**Set problem**: Determine how many lines of this material contain "BAAA". Give only the number.

>> BEGIN Exercise inputs

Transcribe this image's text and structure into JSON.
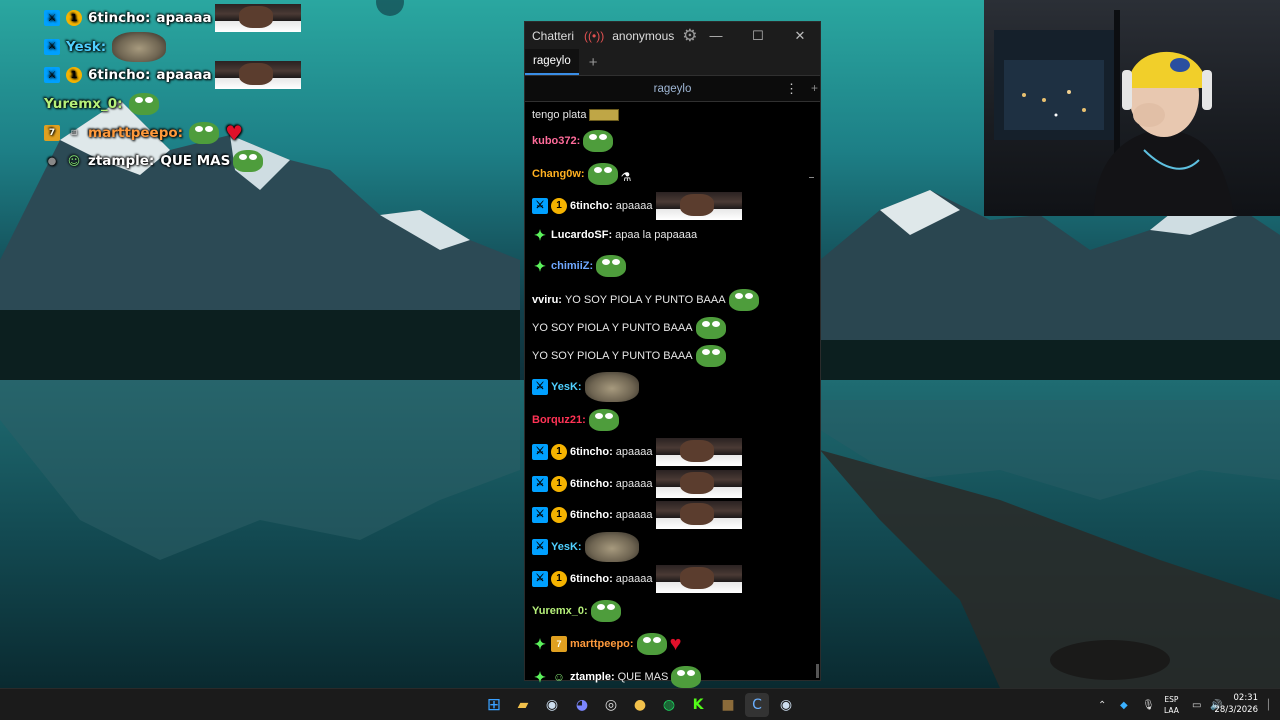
{
  "window": {
    "app_name": "Chatteri",
    "user": "anonymous",
    "tab": "rageylo",
    "split_channel": "rageylo"
  },
  "overlay": [
    {
      "badges": [
        "mod",
        "sub"
      ],
      "name": "6tincho",
      "name_color": "#ffffff",
      "text": "apaaaa",
      "emotes": [
        "face"
      ]
    },
    {
      "badges": [
        "mod"
      ],
      "name": "Yesk",
      "name_color": "#4fd0ff",
      "text": "",
      "emotes": [
        "cat"
      ]
    },
    {
      "badges": [
        "mod",
        "sub"
      ],
      "name": "6tincho",
      "name_color": "#ffffff",
      "text": "apaaaa",
      "emotes": [
        "face"
      ]
    },
    {
      "badges": [],
      "name": "Yuremx_0",
      "name_color": "#b6f07a",
      "text": "",
      "emotes": [
        "pepe"
      ]
    },
    {
      "badges": [
        "bits",
        "gift"
      ],
      "name": "marttpeepo",
      "name_color": "#ff9a3c",
      "text": "",
      "emotes": [
        "pepe",
        "heart"
      ]
    },
    {
      "badges": [
        "grey",
        "bot"
      ],
      "name": "ztample",
      "name_color": "#ffffff",
      "text": "QUE MAS",
      "emotes": [
        "pepe"
      ]
    }
  ],
  "messages": [
    {
      "badges": [],
      "name": "",
      "name_color": "#e6e6e6",
      "text": "tengo plata",
      "emotes": [
        "gold"
      ]
    },
    {
      "badges": [],
      "name": "kubo372",
      "name_color": "#ff6b9a",
      "text": "",
      "emotes": [
        "pepe"
      ]
    },
    {
      "badges": [],
      "name": "Chang0w",
      "name_color": "#ffb020",
      "text": "",
      "emotes": [
        "pepe",
        "vial"
      ]
    },
    {
      "badges": [
        "mod",
        "sub"
      ],
      "name": "6tincho",
      "name_color": "#ffffff",
      "text": "apaaaa",
      "emotes": [
        "face"
      ]
    },
    {
      "badges": [
        "star"
      ],
      "name": "LucardoSF",
      "name_color": "#ffffff",
      "text": "apaa la papaaaa",
      "emotes": []
    },
    {
      "badges": [
        "star"
      ],
      "name": "chimiiZ",
      "name_color": "#6fa8ff",
      "text": "",
      "emotes": [
        "pepe"
      ]
    },
    {
      "badges": [],
      "name": "vviru",
      "name_color": "#ffffff",
      "text": "YO SOY PIOLA Y PUNTO BAAA",
      "emotes": [
        "pepe"
      ],
      "continuation": [
        "YO SOY PIOLA Y PUNTO BAAA",
        "YO SOY PIOLA Y PUNTO BAAA"
      ]
    },
    {
      "badges": [
        "mod"
      ],
      "name": "YesK",
      "name_color": "#4fd0ff",
      "text": "",
      "emotes": [
        "cat"
      ]
    },
    {
      "badges": [],
      "name": "Borquz21",
      "name_color": "#ff3355",
      "text": "",
      "emotes": [
        "pepe"
      ]
    },
    {
      "badges": [
        "mod",
        "sub"
      ],
      "name": "6tincho",
      "name_color": "#ffffff",
      "text": "apaaaa",
      "emotes": [
        "face"
      ]
    },
    {
      "badges": [
        "mod",
        "sub"
      ],
      "name": "6tincho",
      "name_color": "#ffffff",
      "text": "apaaaa",
      "emotes": [
        "face"
      ]
    },
    {
      "badges": [
        "mod",
        "sub"
      ],
      "name": "6tincho",
      "name_color": "#ffffff",
      "text": "apaaaa",
      "emotes": [
        "face"
      ]
    },
    {
      "badges": [
        "mod"
      ],
      "name": "YesK",
      "name_color": "#4fd0ff",
      "text": "",
      "emotes": [
        "cat"
      ]
    },
    {
      "badges": [
        "mod",
        "sub"
      ],
      "name": "6tincho",
      "name_color": "#ffffff",
      "text": "apaaaa",
      "emotes": [
        "face"
      ]
    },
    {
      "badges": [],
      "name": "Yuremx_0",
      "name_color": "#b6f07a",
      "text": "",
      "emotes": [
        "pepe"
      ]
    },
    {
      "badges": [
        "star",
        "bits"
      ],
      "name": "marttpeepo",
      "name_color": "#ff9a3c",
      "text": "",
      "emotes": [
        "pepe",
        "heart"
      ]
    },
    {
      "badges": [
        "star",
        "bot"
      ],
      "name": "ztample",
      "name_color": "#ffffff",
      "text": "QUE MAS",
      "emotes": [
        "pepe"
      ]
    }
  ],
  "taskbar": {
    "apps": [
      "windows-start",
      "file-explorer",
      "steam",
      "discord",
      "obs",
      "chrome",
      "spotify",
      "kick",
      "minecraft",
      "chatterino",
      "steam-alt"
    ],
    "lang_top": "ESP",
    "lang_bottom": "LAA",
    "time": "02:31",
    "date": "28/3/2026"
  },
  "colors": {
    "mod_badge": "#00a0ff",
    "sub_badge": "#f5b300",
    "tab_accent": "#3a8ee6"
  }
}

>> END Exercise inputs

**Solution to the problem**: 3